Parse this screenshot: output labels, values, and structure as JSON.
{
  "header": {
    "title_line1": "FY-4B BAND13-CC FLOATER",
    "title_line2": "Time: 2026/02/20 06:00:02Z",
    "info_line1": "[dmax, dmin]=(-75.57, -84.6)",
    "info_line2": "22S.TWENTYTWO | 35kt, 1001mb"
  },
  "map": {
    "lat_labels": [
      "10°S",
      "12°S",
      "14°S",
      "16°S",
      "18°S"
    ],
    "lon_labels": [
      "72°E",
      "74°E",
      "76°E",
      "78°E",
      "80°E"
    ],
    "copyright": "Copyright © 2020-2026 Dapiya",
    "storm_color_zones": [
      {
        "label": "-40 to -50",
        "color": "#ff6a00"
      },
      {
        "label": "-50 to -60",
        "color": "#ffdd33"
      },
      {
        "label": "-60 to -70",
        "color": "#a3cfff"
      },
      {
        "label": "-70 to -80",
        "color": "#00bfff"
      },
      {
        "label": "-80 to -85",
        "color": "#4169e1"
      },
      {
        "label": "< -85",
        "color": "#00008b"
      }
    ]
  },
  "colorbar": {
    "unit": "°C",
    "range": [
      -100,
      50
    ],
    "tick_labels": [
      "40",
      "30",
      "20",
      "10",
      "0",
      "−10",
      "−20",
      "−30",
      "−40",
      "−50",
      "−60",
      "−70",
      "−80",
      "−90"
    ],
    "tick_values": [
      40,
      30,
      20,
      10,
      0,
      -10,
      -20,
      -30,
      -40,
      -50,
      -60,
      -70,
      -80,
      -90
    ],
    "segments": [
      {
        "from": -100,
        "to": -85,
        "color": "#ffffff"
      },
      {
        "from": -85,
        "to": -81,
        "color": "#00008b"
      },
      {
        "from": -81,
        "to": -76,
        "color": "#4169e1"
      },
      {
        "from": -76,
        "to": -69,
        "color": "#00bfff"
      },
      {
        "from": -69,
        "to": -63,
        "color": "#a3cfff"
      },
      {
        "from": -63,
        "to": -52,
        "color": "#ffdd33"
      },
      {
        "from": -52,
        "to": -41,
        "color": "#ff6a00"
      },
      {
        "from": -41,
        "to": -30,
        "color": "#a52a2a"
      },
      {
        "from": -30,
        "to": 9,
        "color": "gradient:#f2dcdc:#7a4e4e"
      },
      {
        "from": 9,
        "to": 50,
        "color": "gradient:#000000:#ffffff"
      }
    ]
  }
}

□ □ □

## Work to be completed
Return the entries in full, keeping every line exactly as it is.

## Final answer
Parse this screenshot: output labels, values, and structure as JSON.
{
  "header": {
    "title_line1": "FY-4B BAND13-CC FLOATER",
    "title_line2": "Time: 2026/02/20 06:00:02Z",
    "info_line1": "[dmax, dmin]=(-75.57, -84.6)",
    "info_line2": "22S.TWENTYTWO | 35kt, 1001mb"
  },
  "map": {
    "lat_labels": [
      "10°S",
      "12°S",
      "14°S",
      "16°S",
      "18°S"
    ],
    "lon_labels": [
      "72°E",
      "74°E",
      "76°E",
      "78°E",
      "80°E"
    ],
    "copyright": "Copyright © 2020-2026 Dapiya",
    "storm_color_zones": [
      {
        "label": "-40 to -50",
        "color": "#ff6a00"
      },
      {
        "label": "-50 to -60",
        "color": "#ffdd33"
      },
      {
        "label": "-60 to -70",
        "color": "#a3cfff"
      },
      {
        "label": "-70 to -80",
        "color": "#00bfff"
      },
      {
        "label": "-80 to -85",
        "color": "#4169e1"
      },
      {
        "label": "< -85",
        "color": "#00008b"
      }
    ]
  },
  "colorbar": {
    "unit": "°C",
    "range": [
      -100,
      50
    ],
    "tick_labels": [
      "40",
      "30",
      "20",
      "10",
      "0",
      "−10",
      "−20",
      "−30",
      "−40",
      "−50",
      "−60",
      "−70",
      "−80",
      "−90"
    ],
    "tick_values": [
      40,
      30,
      20,
      10,
      0,
      -10,
      -20,
      -30,
      -40,
      -50,
      -60,
      -70,
      -80,
      -90
    ],
    "segments": [
      {
        "from": -100,
        "to": -85,
        "color": "#ffffff"
      },
      {
        "from": -85,
        "to": -81,
        "color": "#00008b"
      },
      {
        "from": -81,
        "to": -76,
        "color": "#4169e1"
      },
      {
        "from": -76,
        "to": -69,
        "color": "#00bfff"
      },
      {
        "from": -69,
        "to": -63,
        "color": "#a3cfff"
      },
      {
        "from": -63,
        "to": -52,
        "color": "#ffdd33"
      },
      {
        "from": -52,
        "to": -41,
        "color": "#ff6a00"
      },
      {
        "from": -41,
        "to": -30,
        "color": "#a52a2a"
      },
      {
        "from": -30,
        "to": 9,
        "color": "gradient:#f2dcdc:#7a4e4e"
      },
      {
        "from": 9,
        "to": 50,
        "color": "gradient:#000000:#ffffff"
      }
    ]
  }
}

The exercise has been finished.